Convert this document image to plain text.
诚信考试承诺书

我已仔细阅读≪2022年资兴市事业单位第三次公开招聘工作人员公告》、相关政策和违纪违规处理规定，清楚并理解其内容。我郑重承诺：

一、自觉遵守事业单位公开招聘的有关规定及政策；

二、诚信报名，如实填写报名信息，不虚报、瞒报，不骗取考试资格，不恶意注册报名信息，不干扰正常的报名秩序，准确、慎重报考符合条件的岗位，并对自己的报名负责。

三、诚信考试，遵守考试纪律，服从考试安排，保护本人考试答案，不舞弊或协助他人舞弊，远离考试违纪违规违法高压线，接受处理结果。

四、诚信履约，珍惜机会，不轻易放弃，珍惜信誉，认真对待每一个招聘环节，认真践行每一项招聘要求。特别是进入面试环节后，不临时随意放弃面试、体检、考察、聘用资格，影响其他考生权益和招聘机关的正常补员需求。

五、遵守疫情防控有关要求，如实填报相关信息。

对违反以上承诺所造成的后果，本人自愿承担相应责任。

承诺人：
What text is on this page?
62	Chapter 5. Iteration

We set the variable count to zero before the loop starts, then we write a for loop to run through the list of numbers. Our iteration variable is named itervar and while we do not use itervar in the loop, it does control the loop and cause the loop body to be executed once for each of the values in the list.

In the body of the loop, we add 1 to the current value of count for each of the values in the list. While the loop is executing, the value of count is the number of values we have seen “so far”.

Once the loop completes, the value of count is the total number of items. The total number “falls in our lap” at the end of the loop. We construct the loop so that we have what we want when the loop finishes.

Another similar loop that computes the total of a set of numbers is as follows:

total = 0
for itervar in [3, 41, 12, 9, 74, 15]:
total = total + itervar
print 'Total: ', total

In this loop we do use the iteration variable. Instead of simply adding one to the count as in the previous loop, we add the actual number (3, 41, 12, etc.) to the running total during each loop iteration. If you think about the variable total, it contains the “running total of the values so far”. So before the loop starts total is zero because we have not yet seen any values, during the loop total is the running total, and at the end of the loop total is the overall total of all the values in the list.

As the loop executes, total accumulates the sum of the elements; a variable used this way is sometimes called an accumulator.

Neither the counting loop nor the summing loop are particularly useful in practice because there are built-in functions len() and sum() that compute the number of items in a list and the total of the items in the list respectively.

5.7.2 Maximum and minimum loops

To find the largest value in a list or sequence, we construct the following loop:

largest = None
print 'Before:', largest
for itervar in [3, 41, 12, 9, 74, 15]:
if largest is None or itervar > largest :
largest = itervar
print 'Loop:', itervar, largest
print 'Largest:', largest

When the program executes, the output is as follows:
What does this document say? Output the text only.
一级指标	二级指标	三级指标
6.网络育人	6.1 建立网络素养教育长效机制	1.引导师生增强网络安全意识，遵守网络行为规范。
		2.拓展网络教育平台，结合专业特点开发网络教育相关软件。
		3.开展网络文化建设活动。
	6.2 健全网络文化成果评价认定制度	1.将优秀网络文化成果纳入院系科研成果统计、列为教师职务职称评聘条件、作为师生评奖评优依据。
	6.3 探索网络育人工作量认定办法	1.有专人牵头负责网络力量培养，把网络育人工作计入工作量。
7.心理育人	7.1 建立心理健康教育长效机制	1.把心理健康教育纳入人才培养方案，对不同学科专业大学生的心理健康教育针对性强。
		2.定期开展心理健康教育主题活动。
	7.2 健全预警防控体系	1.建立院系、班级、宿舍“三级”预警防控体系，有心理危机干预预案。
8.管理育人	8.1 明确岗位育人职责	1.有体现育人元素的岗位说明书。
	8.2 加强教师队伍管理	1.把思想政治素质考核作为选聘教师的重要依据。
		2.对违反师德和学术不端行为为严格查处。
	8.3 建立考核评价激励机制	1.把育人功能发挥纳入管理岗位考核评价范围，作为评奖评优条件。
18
::::
[Work to be completed]: In the listing, find every line containing the word "zero" and list it.

[Response for this exercise]:
We set the variable count to zero before the loop starts, then we write a for loop to run through the list of numbers. Our iteration variable is named itervar and while we do not use itervar in the loop, it does control the loop and cause the loop body to be executed once for each of the values in the list.
In this loop we do use the iteration variable. Instead of simply adding one to the count as in the previous loop, we add the actual number (3, 41, 12, etc.) to the running total during each loop iteration. If you think about the variable total, it contains the “running total of the values so far”. So before the loop starts total is zero because we have not yet seen any values, during the loop total is the running total, and at the end of the loop total is the overall total of all the values in the list.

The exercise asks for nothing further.